__Your objective__. Transcribe every record that appears below, exactly and in full.

↓↓↓

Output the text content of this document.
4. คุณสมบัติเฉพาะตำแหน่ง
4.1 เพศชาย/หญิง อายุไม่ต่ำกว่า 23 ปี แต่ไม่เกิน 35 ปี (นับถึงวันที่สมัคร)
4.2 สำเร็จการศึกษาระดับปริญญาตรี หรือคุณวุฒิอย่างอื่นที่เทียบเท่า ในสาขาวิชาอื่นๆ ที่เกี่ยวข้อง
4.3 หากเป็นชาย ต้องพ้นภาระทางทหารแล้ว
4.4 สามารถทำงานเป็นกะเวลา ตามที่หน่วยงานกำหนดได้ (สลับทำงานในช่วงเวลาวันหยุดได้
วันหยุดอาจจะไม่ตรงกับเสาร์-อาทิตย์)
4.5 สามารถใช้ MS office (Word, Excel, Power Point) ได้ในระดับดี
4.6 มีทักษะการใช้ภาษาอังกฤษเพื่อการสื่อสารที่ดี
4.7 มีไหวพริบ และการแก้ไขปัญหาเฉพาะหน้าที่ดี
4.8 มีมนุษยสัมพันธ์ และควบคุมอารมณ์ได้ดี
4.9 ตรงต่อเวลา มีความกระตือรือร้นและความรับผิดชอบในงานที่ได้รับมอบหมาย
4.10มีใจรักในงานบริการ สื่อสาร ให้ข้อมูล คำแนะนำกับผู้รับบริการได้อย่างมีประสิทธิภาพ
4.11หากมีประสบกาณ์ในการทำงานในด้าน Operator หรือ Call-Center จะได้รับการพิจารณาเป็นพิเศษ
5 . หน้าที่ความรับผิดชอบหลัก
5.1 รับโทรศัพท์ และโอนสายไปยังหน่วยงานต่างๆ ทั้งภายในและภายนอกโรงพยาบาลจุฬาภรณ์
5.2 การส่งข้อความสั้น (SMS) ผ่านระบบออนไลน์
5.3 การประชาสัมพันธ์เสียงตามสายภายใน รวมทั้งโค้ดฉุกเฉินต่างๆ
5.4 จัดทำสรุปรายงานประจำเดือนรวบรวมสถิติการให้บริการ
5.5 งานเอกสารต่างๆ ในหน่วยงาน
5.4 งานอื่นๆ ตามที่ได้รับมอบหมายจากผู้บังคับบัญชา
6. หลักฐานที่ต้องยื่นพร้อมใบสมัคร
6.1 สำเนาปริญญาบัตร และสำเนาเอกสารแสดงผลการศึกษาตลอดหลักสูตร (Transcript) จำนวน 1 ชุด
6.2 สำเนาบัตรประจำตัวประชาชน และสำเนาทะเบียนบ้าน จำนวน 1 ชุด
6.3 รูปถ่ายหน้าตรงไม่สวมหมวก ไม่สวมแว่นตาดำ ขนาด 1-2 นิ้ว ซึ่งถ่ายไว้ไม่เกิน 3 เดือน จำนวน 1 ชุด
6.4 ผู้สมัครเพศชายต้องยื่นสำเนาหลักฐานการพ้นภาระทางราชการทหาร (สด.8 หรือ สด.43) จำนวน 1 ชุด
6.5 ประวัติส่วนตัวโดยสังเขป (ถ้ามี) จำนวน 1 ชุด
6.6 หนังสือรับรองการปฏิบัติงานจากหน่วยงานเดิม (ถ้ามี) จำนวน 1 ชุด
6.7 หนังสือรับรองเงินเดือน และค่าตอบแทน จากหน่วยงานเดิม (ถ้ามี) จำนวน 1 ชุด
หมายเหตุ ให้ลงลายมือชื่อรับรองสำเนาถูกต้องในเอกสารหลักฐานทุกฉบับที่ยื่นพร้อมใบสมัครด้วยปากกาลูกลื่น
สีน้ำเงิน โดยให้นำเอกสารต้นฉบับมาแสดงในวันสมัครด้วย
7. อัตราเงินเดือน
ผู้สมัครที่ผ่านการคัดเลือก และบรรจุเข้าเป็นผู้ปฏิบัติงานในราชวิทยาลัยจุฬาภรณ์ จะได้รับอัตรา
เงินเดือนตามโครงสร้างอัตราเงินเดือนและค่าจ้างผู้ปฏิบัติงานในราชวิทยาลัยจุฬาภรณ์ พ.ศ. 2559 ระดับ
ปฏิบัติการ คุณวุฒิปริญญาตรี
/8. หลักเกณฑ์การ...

↑↑↑

__Full response__.
Output the text content of this document.
4. คุณสมบัติเฉพาะตำแหน่ง
4.1 เพศชาย/หญิง อายุไม่ต่ำกว่า 23 ปี แต่ไม่เกิน 35 ปี (นับถึงวันที่สมัคร)
4.2 สำเร็จการศึกษาระดับปริญญาตรี หรือคุณวุฒิอย่างอื่นที่เทียบเท่า ในสาขาวิชาอื่นๆ ที่เกี่ยวข้อง
4.3 หากเป็นชาย ต้องพ้นภาระทางทหารแล้ว
4.4 สามารถทำงานเป็นกะเวลา ตามที่หน่วยงานกำหนดได้ (สลับทำงานในช่วงเวลาวันหยุดได้
วันหยุดอาจจะไม่ตรงกับเสาร์-อาทิตย์)
4.5 สามารถใช้ MS office (Word, Excel, Power Point) ได้ในระดับดี
4.6 มีทักษะการใช้ภาษาอังกฤษเพื่อการสื่อสารที่ดี
4.7 มีไหวพริบ และการแก้ไขปัญหาเฉพาะหน้าที่ดี
4.8 มีมนุษยสัมพันธ์ และควบคุมอารมณ์ได้ดี
4.9 ตรงต่อเวลา มีความกระตือรือร้นและความรับผิดชอบในงานที่ได้รับมอบหมาย
4.10มีใจรักในงานบริการ สื่อสาร ให้ข้อมูล คำแนะนำกับผู้รับบริการได้อย่างมีประสิทธิภาพ
4.11หากมีประสบกาณ์ในการทำงานในด้าน Operator หรือ Call-Center จะได้รับการพิจารณาเป็นพิเศษ
5 . หน้าที่ความรับผิดชอบหลัก
5.1 รับโทรศัพท์ และโอนสายไปยังหน่วยงานต่างๆ ทั้งภายในและภายนอกโรงพยาบาลจุฬาภรณ์
5.2 การส่งข้อความสั้น (SMS) ผ่านระบบออนไลน์
5.3 การประชาสัมพันธ์เสียงตามสายภายใน รวมทั้งโค้ดฉุกเฉินต่างๆ
5.4 จัดทำสรุปรายงานประจำเดือนรวบรวมสถิติการให้บริการ
5.5 งานเอกสารต่างๆ ในหน่วยงาน
5.4 งานอื่นๆ ตามที่ได้รับมอบหมายจากผู้บังคับบัญชา
6. หลักฐานที่ต้องยื่นพร้อมใบสมัคร
6.1 สำเนาปริญญาบัตร และสำเนาเอกสารแสดงผลการศึกษาตลอดหลักสูตร (Transcript) จำนวน 1 ชุด
6.2 สำเนาบัตรประจำตัวประชาชน และสำเนาทะเบียนบ้าน จำนวน 1 ชุด
6.3 รูปถ่ายหน้าตรงไม่สวมหมวก ไม่สวมแว่นตาดำ ขนาด 1-2 นิ้ว ซึ่งถ่ายไว้ไม่เกิน 3 เดือน จำนวน 1 ชุด
6.4 ผู้สมัครเพศชายต้องยื่นสำเนาหลักฐานการพ้นภาระทางราชการทหาร (สด.8 หรือ สด.43) จำนวน 1 ชุด
6.5 ประวัติส่วนตัวโดยสังเขป (ถ้ามี) จำนวน 1 ชุด
6.6 หนังสือรับรองการปฏิบัติงานจากหน่วยงานเดิม (ถ้ามี) จำนวน 1 ชุด
6.7 หนังสือรับรองเงินเดือน และค่าตอบแทน จากหน่วยงานเดิม (ถ้ามี) จำนวน 1 ชุด
หมายเหตุ ให้ลงลายมือชื่อรับรองสำเนาถูกต้องในเอกสารหลักฐานทุกฉบับที่ยื่นพร้อมใบสมัครด้วยปากกาลูกลื่น
สีน้ำเงิน โดยให้นำเอกสารต้นฉบับมาแสดงในวันสมัครด้วย
7. อัตราเงินเดือน
ผู้สมัครที่ผ่านการคัดเลือก และบรรจุเข้าเป็นผู้ปฏิบัติงานในราชวิทยาลัยจุฬาภรณ์ จะได้รับอัตรา
เงินเดือนตามโครงสร้างอัตราเงินเดือนและค่าจ้างผู้ปฏิบัติงานในราชวิทยาลัยจุฬาภรณ์ พ.ศ. 2559 ระดับ
ปฏิบัติการ คุณวุฒิปริญญาตรี
/8. หลักเกณฑ์การ...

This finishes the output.